**Prompt:** Your task is to transcribe the records exactly, skipping every image.

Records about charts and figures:
_ _ _ _ _ _ _
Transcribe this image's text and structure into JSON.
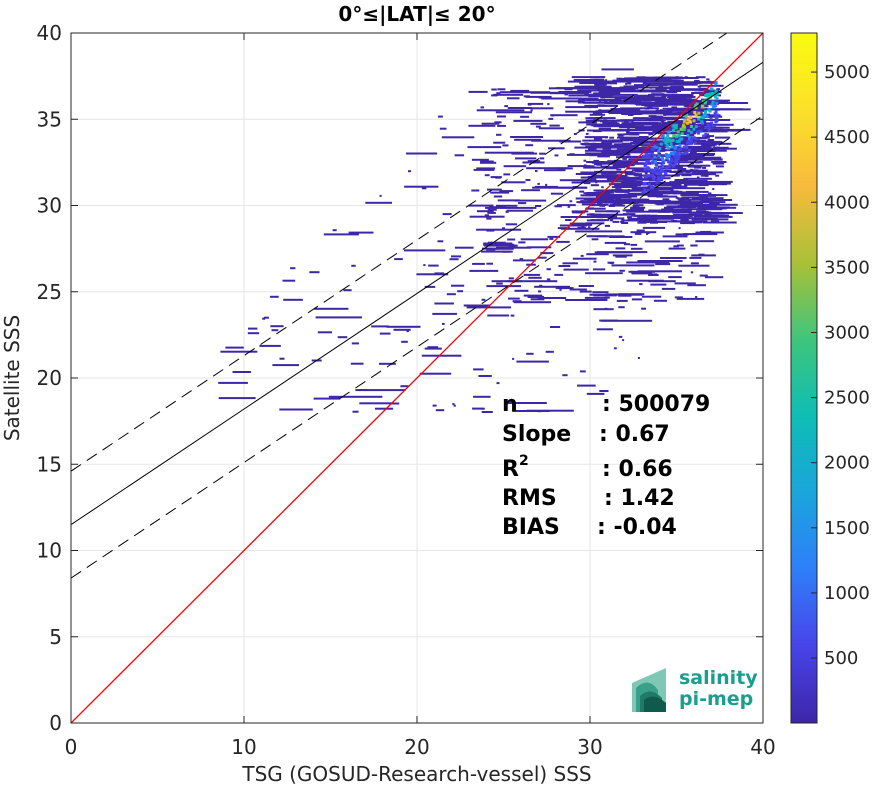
{
  "chart_data": {
    "type": "heatmap",
    "title": "0°≤|LAT|≤ 20°",
    "xlabel": "TSG (GOSUD-Research-vessel) SSS",
    "ylabel": "Satellite SSS",
    "xlim": [
      0,
      40
    ],
    "ylim": [
      0,
      40
    ],
    "xticks": [
      "0",
      "10",
      "20",
      "30",
      "40"
    ],
    "yticks": [
      "0",
      "5",
      "10",
      "15",
      "20",
      "25",
      "30",
      "35",
      "40"
    ],
    "grid": true,
    "colorbar": {
      "range": [
        1,
        5300
      ],
      "ticks": [
        "500",
        "1000",
        "1500",
        "2000",
        "2500",
        "3000",
        "3500",
        "4000",
        "4500",
        "5000"
      ],
      "tick_values": [
        500,
        1000,
        1500,
        2000,
        2500,
        3000,
        3500,
        4000,
        4500,
        5000
      ],
      "colormap": [
        "#3e26a8",
        "#4744e8",
        "#2f7ffa",
        "#1aa5db",
        "#0ebdb5",
        "#3ec57c",
        "#a9c037",
        "#f8ba3d",
        "#fbe12a",
        "#f9fb0e"
      ]
    },
    "lines": [
      {
        "kind": "identity",
        "x": [
          0,
          40
        ],
        "y": [
          0,
          40
        ],
        "color": "#ff0000"
      },
      {
        "kind": "regression",
        "x": [
          0,
          40
        ],
        "y": [
          11.5,
          38.3
        ],
        "color": "#000000"
      },
      {
        "kind": "upper-bound",
        "x": [
          0,
          40
        ],
        "y": [
          14.6,
          41.4
        ],
        "color": "#000000"
      },
      {
        "kind": "lower-bound",
        "x": [
          0,
          40
        ],
        "y": [
          8.4,
          35.2
        ],
        "color": "#000000"
      }
    ],
    "stats": [
      {
        "label": "n",
        "value": ": 500079"
      },
      {
        "label": "Slope",
        "value": ": 0.67"
      },
      {
        "label": "R",
        "sup": "2",
        "value": ": 0.66"
      },
      {
        "label": "RMS",
        "value": ": 1.42"
      },
      {
        "label": "BIAS",
        "value": ": -0.04"
      }
    ]
  },
  "logo": {
    "line1": "salinity",
    "line2": "pi-mep",
    "color": "#1a9e8f"
  }
}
_ _ _ _ _ _ _
**Exercise solution:**
Transcribe this image's text and structure into JSON.
{
  "chart_data": {
    "type": "heatmap",
    "title": "0°≤|LAT|≤ 20°",
    "xlabel": "TSG (GOSUD-Research-vessel) SSS",
    "ylabel": "Satellite SSS",
    "xlim": [
      0,
      40
    ],
    "ylim": [
      0,
      40
    ],
    "xticks": [
      "0",
      "10",
      "20",
      "30",
      "40"
    ],
    "yticks": [
      "0",
      "5",
      "10",
      "15",
      "20",
      "25",
      "30",
      "35",
      "40"
    ],
    "grid": true,
    "colorbar": {
      "range": [
        1,
        5300
      ],
      "ticks": [
        "500",
        "1000",
        "1500",
        "2000",
        "2500",
        "3000",
        "3500",
        "4000",
        "4500",
        "5000"
      ],
      "tick_values": [
        500,
        1000,
        1500,
        2000,
        2500,
        3000,
        3500,
        4000,
        4500,
        5000
      ],
      "colormap": [
        "#3e26a8",
        "#4744e8",
        "#2f7ffa",
        "#1aa5db",
        "#0ebdb5",
        "#3ec57c",
        "#a9c037",
        "#f8ba3d",
        "#fbe12a",
        "#f9fb0e"
      ]
    },
    "lines": [
      {
        "kind": "identity",
        "x": [
          0,
          40
        ],
        "y": [
          0,
          40
        ],
        "color": "#ff0000"
      },
      {
        "kind": "regression",
        "x": [
          0,
          40
        ],
        "y": [
          11.5,
          38.3
        ],
        "color": "#000000"
      },
      {
        "kind": "upper-bound",
        "x": [
          0,
          40
        ],
        "y": [
          14.6,
          41.4
        ],
        "color": "#000000"
      },
      {
        "kind": "lower-bound",
        "x": [
          0,
          40
        ],
        "y": [
          8.4,
          35.2
        ],
        "color": "#000000"
      }
    ],
    "stats": [
      {
        "label": "n",
        "value": ": 500079"
      },
      {
        "label": "Slope",
        "value": ": 0.67"
      },
      {
        "label": "R",
        "sup": "2",
        "value": ": 0.66"
      },
      {
        "label": "RMS",
        "value": ": 1.42"
      },
      {
        "label": "BIAS",
        "value": ": -0.04"
      }
    ]
  },
  "logo": {
    "line1": "salinity",
    "line2": "pi-mep",
    "color": "#1a9e8f"
  }
}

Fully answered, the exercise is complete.